TO DO >> Copy out, without any change, every line below from the very first one down to and including the line that contains "member-avatar: D [1086,556,1124,594]".
--- start of LISTING ---
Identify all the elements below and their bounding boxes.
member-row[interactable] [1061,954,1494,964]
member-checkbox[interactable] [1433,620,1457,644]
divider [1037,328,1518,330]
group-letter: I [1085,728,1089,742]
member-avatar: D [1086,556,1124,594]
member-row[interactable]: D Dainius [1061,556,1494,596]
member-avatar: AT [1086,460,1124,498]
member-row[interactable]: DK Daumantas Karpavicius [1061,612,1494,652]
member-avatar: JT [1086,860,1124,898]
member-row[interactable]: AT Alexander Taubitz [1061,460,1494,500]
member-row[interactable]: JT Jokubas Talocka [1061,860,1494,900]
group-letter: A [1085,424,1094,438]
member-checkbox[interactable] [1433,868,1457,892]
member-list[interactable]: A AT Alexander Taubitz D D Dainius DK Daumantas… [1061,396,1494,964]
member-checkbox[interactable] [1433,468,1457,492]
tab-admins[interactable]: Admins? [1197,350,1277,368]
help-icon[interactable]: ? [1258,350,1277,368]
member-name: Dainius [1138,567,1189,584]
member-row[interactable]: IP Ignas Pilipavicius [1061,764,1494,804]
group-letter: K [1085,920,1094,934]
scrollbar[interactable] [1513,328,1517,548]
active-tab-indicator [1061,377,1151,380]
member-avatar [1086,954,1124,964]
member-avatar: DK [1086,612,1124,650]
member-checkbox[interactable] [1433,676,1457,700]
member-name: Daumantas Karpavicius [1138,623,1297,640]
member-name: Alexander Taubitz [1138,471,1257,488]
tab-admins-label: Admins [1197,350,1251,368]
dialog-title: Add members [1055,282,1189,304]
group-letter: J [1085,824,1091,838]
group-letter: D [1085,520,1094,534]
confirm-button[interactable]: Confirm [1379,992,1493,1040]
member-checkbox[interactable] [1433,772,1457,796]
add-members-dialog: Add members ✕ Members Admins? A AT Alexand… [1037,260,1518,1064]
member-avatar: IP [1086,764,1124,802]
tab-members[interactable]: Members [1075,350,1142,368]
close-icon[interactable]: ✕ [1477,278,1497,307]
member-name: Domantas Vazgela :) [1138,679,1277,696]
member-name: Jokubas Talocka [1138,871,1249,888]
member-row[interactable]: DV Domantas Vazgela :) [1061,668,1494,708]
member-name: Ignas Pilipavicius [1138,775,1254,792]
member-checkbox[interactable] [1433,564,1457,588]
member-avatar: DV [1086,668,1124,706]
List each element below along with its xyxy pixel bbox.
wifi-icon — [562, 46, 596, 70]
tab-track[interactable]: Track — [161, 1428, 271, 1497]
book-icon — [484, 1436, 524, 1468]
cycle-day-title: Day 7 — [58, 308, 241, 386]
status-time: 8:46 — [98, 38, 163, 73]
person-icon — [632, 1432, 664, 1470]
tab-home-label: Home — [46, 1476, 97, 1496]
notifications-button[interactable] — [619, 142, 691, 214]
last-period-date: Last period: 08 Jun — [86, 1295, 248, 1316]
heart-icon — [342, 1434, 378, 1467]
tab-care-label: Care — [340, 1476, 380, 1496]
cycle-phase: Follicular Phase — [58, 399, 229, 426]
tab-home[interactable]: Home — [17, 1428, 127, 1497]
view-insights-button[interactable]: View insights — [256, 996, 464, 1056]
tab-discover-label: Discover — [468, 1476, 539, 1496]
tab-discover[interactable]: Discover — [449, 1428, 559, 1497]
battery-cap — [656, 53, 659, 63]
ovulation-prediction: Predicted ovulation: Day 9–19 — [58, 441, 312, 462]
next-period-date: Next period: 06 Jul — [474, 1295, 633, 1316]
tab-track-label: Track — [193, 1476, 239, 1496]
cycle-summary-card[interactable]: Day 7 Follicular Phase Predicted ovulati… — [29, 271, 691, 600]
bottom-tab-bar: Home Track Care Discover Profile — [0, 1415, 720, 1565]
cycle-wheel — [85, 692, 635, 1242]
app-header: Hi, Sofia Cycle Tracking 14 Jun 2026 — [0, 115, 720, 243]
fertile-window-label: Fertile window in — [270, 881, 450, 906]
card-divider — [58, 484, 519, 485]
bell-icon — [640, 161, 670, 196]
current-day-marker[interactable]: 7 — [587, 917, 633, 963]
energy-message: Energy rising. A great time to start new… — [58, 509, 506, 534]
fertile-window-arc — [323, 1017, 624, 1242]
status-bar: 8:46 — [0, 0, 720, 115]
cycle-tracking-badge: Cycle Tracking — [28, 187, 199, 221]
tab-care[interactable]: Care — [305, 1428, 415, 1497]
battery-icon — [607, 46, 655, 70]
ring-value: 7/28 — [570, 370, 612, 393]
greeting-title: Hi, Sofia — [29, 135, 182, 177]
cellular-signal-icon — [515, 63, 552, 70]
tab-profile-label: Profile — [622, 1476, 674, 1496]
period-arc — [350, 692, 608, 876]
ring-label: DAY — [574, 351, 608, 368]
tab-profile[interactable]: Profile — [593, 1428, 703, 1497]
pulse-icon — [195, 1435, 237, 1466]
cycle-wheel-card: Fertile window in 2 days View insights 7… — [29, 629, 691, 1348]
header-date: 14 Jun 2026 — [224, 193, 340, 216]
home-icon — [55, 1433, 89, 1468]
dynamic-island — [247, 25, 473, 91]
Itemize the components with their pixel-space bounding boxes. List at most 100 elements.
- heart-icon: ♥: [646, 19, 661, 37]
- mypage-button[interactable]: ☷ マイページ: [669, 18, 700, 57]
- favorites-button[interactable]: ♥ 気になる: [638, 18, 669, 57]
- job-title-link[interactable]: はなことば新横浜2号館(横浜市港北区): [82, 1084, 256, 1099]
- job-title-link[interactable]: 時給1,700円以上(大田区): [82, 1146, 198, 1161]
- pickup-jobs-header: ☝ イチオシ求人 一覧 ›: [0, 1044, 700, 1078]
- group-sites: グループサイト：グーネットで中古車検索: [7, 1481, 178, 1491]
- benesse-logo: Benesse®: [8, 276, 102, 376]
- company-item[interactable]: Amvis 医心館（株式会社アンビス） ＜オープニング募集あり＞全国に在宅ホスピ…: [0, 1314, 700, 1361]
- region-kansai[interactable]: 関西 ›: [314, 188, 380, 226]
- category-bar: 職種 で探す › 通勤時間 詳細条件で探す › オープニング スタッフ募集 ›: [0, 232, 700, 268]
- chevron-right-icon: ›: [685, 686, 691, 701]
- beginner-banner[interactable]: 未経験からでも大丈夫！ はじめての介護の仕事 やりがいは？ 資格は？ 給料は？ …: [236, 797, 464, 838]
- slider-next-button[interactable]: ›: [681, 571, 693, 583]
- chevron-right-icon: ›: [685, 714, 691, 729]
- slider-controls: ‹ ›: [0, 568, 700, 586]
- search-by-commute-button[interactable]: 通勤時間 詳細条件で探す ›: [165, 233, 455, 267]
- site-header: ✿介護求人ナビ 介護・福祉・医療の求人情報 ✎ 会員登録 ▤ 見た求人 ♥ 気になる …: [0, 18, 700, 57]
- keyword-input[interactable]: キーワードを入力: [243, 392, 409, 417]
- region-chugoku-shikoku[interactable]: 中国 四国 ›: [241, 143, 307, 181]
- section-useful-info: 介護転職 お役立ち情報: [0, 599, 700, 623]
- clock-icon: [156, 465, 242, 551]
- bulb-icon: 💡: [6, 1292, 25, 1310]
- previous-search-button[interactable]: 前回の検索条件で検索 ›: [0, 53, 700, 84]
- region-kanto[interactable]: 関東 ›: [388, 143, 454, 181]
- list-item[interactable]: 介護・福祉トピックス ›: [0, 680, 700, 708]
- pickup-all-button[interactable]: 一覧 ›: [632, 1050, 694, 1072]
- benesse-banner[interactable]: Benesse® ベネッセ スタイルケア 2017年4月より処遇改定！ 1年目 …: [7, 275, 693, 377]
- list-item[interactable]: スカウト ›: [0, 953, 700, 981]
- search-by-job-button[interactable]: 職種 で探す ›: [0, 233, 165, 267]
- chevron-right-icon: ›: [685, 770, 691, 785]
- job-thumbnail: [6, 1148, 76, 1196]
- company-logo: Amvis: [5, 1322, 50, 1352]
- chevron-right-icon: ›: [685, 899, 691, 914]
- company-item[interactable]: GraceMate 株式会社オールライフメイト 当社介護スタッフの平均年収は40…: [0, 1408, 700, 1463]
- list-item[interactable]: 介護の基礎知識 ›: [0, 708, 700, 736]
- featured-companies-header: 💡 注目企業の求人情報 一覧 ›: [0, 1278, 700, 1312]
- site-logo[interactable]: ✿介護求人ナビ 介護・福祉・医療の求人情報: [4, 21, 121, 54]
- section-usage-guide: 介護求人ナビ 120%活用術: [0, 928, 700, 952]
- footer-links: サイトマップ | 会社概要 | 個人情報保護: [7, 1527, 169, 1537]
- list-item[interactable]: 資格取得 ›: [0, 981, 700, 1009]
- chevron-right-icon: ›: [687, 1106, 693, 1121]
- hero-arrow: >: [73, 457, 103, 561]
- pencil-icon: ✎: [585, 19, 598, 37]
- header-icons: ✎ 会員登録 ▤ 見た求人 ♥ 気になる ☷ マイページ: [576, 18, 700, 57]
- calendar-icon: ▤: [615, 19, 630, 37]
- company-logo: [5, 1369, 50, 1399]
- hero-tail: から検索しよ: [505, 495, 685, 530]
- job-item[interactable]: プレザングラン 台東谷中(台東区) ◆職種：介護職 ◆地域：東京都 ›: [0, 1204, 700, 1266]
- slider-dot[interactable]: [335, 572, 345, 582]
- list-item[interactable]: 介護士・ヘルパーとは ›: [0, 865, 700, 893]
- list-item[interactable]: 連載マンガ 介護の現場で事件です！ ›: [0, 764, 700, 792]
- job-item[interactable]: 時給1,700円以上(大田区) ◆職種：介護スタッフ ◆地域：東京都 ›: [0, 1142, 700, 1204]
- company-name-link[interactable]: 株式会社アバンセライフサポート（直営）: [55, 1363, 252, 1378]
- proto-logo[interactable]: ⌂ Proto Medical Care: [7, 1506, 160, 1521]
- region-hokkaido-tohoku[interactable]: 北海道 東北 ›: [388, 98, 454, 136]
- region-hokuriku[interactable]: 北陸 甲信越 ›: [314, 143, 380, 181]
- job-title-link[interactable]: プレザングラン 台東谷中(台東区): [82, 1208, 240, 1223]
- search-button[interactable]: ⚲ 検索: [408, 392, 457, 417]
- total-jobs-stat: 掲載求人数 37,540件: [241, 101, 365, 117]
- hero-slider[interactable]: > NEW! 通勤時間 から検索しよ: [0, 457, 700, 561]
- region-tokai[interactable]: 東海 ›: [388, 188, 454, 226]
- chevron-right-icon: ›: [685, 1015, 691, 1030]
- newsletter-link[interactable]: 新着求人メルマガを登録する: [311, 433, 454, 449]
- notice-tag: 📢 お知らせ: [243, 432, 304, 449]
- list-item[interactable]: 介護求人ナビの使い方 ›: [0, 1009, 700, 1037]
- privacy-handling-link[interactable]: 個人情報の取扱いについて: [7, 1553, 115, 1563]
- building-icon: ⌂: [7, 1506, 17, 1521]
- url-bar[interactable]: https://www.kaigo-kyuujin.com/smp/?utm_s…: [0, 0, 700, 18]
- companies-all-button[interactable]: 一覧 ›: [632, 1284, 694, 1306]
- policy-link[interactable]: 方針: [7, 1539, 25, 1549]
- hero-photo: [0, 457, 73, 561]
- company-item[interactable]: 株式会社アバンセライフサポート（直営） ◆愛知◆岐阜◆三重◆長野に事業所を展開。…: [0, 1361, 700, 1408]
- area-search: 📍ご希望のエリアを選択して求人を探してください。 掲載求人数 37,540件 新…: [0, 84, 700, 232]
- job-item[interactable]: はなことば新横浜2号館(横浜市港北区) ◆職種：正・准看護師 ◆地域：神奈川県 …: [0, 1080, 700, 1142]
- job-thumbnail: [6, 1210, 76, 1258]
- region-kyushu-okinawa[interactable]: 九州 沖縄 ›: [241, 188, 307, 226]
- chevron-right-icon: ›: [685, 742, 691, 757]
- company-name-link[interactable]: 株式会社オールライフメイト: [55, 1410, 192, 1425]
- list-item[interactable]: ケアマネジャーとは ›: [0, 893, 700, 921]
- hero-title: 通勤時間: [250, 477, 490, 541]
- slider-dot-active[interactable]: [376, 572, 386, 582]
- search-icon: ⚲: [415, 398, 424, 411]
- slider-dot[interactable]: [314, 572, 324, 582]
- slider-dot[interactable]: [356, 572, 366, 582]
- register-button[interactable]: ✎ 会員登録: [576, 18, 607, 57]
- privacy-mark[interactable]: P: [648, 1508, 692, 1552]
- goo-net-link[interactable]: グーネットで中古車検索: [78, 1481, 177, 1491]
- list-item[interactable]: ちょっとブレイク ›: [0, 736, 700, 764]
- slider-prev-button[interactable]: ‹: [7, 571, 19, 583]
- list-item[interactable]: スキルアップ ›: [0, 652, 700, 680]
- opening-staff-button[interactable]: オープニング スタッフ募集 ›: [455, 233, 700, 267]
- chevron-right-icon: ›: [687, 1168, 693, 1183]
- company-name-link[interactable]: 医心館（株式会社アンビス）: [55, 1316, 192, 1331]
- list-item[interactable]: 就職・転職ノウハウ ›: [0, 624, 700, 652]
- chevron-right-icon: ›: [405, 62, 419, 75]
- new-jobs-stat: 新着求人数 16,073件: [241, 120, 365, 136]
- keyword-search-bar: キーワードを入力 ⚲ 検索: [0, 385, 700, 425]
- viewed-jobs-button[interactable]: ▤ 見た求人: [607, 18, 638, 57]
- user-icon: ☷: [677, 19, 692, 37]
--- end of LISTING ---
TASK RESULT >>
Identify all the elements below and their bounding boxes.
member-row[interactable] [1061,954,1494,964]
member-checkbox[interactable] [1433,620,1457,644]
divider [1037,328,1518,330]
group-letter: I [1085,728,1089,742]
member-avatar: D [1086,556,1124,594]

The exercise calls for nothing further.